[begin Material]
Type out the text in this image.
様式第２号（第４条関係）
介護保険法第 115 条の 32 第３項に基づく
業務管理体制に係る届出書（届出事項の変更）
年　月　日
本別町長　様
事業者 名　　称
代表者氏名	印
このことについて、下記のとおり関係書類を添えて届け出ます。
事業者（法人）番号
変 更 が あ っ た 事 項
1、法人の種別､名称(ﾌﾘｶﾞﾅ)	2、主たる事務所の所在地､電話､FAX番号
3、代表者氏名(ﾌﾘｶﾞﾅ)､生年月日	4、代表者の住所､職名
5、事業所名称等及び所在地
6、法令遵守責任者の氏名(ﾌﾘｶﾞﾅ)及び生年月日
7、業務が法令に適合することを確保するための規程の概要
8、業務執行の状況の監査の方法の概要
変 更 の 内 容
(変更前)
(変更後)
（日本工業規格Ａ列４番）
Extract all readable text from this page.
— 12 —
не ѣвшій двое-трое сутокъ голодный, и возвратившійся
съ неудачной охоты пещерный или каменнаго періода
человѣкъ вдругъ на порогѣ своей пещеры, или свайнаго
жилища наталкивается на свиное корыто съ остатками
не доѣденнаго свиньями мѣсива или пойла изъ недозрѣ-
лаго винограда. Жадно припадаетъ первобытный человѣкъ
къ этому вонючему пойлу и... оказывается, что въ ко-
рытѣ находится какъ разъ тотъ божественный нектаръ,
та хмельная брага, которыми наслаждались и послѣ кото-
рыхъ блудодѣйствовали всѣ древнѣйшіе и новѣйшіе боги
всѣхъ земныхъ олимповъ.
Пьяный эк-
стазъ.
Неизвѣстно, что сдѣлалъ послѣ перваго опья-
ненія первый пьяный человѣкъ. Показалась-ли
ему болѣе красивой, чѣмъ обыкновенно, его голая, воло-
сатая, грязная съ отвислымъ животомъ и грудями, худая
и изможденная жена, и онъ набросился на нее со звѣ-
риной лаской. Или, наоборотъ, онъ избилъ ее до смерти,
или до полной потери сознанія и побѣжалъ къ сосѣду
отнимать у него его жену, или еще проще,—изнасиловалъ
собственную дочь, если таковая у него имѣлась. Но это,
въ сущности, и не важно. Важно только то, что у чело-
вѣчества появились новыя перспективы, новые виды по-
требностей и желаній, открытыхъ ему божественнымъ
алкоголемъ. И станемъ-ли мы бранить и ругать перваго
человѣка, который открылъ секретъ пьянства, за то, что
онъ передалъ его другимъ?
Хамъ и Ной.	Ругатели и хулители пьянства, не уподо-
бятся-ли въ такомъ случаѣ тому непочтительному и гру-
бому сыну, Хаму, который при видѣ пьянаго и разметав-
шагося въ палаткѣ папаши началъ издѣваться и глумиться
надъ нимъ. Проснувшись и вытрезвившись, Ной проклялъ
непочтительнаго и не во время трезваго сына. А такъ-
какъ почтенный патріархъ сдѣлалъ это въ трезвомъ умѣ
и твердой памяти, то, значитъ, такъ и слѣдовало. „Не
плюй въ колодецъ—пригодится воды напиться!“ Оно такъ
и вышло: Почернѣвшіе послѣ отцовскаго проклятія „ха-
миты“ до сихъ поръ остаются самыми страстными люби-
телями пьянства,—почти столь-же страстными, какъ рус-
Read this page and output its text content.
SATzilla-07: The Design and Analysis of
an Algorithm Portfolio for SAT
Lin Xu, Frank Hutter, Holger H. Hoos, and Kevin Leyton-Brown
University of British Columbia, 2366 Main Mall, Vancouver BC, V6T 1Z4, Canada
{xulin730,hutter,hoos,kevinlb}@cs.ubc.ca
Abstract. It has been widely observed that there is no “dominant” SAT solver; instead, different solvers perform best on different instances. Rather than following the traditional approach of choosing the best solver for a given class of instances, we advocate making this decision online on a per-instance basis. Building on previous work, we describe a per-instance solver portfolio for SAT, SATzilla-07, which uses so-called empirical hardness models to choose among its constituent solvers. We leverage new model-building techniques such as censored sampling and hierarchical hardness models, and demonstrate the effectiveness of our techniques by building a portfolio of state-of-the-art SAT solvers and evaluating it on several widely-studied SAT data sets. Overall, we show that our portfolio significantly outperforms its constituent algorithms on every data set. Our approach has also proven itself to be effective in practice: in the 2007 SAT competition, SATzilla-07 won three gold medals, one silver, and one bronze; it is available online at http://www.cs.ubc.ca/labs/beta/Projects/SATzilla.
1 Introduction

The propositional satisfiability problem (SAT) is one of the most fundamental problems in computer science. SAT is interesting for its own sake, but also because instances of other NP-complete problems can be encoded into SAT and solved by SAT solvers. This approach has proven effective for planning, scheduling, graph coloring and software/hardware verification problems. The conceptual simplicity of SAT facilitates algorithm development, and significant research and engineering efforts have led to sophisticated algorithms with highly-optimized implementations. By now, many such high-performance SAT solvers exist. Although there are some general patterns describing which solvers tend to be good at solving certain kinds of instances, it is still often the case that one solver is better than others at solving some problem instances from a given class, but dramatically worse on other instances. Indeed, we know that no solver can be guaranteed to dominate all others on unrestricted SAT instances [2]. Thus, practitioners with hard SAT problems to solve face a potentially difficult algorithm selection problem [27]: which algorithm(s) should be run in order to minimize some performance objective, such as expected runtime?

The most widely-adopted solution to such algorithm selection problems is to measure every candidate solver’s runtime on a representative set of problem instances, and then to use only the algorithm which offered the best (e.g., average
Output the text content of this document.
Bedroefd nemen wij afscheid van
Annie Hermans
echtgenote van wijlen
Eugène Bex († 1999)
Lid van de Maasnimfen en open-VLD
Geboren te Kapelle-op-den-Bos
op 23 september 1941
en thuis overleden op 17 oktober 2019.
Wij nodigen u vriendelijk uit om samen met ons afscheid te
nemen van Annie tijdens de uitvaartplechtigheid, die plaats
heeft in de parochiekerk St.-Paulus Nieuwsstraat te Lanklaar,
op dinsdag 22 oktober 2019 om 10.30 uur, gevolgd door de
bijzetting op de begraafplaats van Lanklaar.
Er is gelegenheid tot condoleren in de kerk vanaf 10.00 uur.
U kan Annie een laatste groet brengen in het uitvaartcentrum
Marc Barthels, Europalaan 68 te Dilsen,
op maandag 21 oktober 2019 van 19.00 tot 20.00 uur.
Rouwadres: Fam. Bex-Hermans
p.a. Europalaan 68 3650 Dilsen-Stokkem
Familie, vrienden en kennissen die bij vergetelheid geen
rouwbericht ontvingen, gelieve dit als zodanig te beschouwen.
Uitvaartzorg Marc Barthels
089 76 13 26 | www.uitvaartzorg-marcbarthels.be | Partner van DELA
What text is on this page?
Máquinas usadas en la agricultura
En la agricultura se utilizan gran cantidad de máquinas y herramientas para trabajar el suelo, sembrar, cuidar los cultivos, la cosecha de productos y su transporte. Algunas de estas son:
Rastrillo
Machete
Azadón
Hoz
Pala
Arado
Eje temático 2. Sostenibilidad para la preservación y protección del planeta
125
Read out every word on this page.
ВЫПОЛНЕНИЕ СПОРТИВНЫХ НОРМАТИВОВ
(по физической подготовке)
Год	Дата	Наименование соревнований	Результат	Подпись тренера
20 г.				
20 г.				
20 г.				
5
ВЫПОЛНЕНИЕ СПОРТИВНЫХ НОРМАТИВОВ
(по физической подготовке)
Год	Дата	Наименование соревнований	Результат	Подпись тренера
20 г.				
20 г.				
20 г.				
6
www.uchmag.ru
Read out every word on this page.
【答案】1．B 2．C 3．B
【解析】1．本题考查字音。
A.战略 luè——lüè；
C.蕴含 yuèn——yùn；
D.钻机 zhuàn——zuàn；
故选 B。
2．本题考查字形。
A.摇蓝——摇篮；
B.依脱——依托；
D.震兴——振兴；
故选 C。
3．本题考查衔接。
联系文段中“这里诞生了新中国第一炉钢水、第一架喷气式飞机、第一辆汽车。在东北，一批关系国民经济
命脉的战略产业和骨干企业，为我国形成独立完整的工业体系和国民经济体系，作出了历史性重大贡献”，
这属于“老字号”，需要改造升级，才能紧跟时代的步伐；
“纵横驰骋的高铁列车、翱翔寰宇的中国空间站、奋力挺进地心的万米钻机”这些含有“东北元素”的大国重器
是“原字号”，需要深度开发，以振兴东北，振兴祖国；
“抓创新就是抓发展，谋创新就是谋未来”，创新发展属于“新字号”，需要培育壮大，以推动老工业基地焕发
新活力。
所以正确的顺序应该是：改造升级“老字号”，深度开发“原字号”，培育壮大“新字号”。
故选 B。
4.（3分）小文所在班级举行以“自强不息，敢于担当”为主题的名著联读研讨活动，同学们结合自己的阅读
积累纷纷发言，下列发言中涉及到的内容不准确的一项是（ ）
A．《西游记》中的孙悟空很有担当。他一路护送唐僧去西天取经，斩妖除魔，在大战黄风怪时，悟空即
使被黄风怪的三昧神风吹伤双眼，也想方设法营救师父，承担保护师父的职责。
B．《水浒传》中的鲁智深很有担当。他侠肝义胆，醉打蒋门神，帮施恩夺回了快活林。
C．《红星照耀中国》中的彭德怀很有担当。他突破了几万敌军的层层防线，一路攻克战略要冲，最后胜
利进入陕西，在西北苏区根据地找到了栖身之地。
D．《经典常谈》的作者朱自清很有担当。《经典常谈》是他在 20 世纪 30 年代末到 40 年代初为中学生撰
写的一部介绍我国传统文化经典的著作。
[end Material]
Brief:
Tally the lines in this data that hold the word "сдѣлалъ" and state only the count.

Task response:
2